[Extracted data entries]
>> START
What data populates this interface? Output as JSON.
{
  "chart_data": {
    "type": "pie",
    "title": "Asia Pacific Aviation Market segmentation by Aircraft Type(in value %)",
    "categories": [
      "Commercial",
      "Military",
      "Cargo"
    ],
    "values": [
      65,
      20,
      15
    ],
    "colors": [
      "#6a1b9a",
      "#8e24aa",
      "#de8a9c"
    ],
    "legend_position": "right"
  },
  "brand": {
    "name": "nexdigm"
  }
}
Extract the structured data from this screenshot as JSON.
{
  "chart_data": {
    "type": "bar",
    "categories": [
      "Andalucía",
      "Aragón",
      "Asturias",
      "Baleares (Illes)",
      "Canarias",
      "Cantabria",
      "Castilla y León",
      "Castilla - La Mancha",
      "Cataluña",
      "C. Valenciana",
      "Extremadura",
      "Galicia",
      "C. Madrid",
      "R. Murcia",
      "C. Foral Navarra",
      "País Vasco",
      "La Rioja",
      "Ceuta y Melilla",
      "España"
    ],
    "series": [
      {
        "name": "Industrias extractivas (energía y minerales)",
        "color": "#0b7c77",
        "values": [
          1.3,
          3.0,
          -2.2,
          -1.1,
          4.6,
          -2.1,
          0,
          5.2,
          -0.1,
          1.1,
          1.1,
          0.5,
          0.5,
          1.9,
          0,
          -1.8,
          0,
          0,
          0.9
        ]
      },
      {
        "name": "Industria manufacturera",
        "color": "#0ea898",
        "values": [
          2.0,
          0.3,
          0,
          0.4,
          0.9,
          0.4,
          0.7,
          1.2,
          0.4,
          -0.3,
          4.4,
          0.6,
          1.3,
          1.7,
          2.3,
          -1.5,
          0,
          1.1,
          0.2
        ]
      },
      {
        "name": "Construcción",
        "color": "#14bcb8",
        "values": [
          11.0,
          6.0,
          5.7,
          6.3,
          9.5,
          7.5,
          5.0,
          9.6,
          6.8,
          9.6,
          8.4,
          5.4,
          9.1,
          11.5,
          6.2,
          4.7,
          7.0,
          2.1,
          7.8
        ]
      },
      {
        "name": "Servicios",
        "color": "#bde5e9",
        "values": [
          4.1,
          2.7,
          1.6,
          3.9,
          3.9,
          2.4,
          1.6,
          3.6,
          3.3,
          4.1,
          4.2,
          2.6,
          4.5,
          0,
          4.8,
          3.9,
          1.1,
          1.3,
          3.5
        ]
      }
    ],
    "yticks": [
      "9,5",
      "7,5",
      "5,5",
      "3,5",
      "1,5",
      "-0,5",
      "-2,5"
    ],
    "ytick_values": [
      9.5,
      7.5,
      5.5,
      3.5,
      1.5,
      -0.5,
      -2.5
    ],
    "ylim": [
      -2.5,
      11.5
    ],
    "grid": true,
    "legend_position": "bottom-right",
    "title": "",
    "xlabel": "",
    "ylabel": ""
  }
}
>> END
CHALLENGE — Show every line above in which the word "JSON" occurs.

SOLUTION TO THIS TASK —
What data populates this interface? Output as JSON.
Extract the structured data from this screenshot as JSON.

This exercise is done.